[Data entries]
──────
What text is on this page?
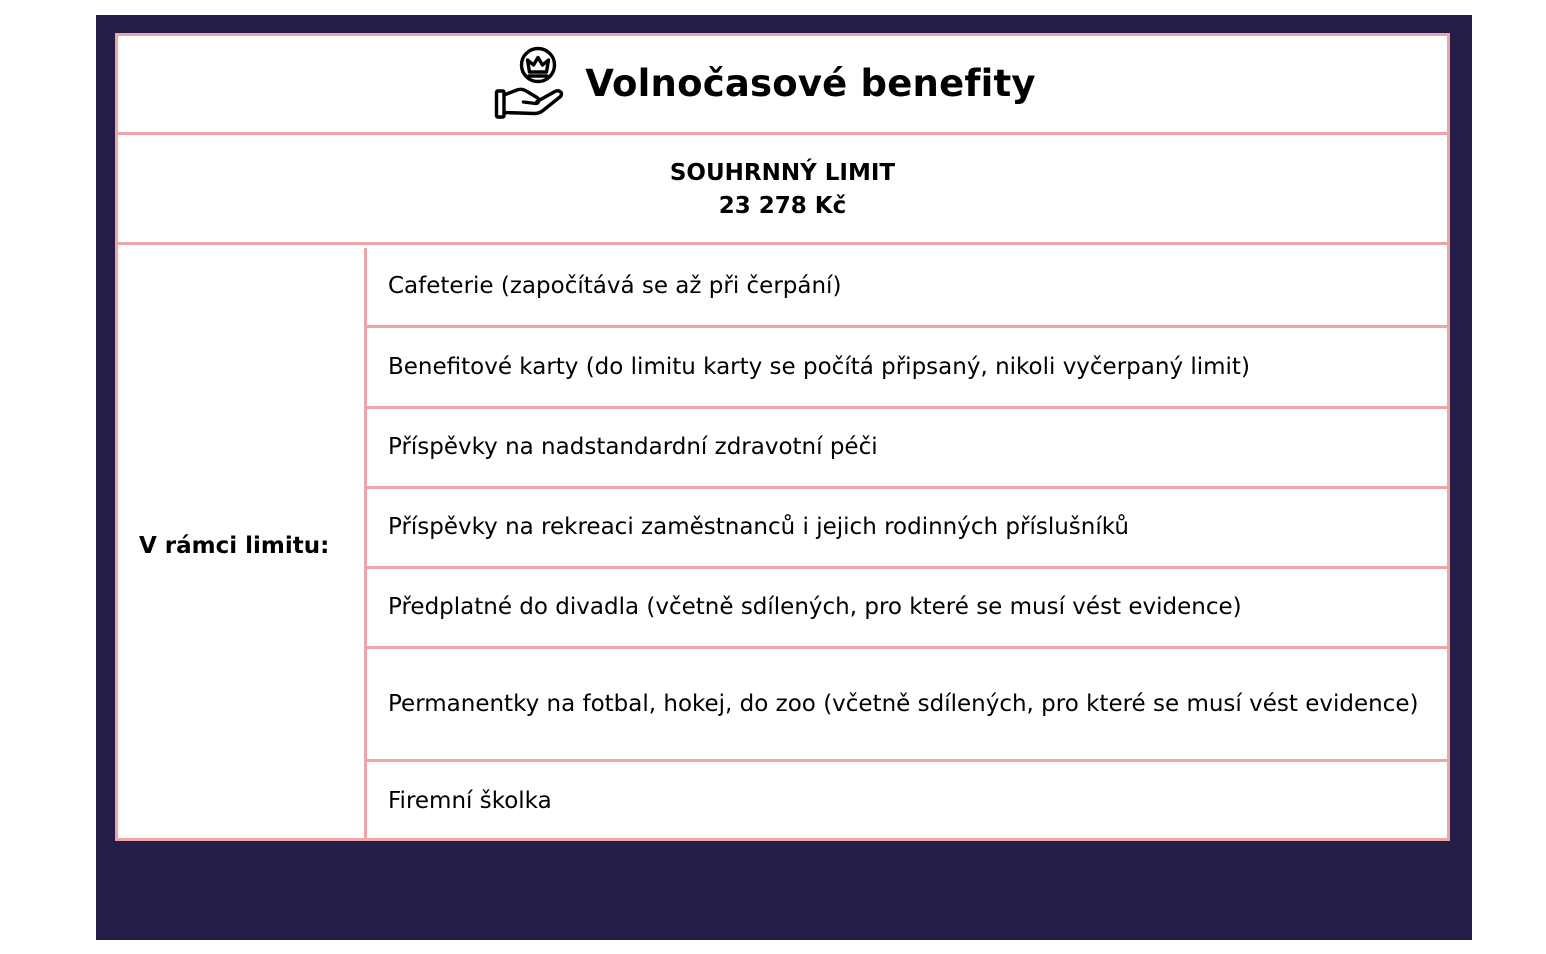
Volnočasové benefity
SOUHRNNÝ LIMIT
23 278 Kč
V rámci limitu:
Cafeterie (započítává se až při čerpání)
Benefitové karty (do limitu karty se počítá připsaný, nikoli vyčerpaný limit)
Příspěvky na nadstandardní zdravotní péči
Příspěvky na rekreaci zaměstnanců i jejich rodinných příslušníků
Předplatné do divadla (včetně sdílených, pro které se musí vést evidence)
Permanentky na fotbal, hokej, do zoo (včetně sdílených, pro které se musí vést evidence)
Firemní školka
──────
Output an exact copy of the material, with the pictures removed.

What text is on this page?
Volnočasové benefity
SOUHRNNÝ LIMIT
23 278 Kč
V rámci limitu:
Cafeterie (započítává se až při čerpání)
Benefitové karty (do limitu karty se počítá připsaný, nikoli vyčerpaný limit)
Příspěvky na nadstandardní zdravotní péči
Příspěvky na rekreaci zaměstnanců i jejich rodinných příslušníků
Předplatné do divadla (včetně sdílených, pro které se musí vést evidence)
Permanentky na fotbal, hokej, do zoo (včetně sdílených, pro které se musí vést evidence)
Firemní školka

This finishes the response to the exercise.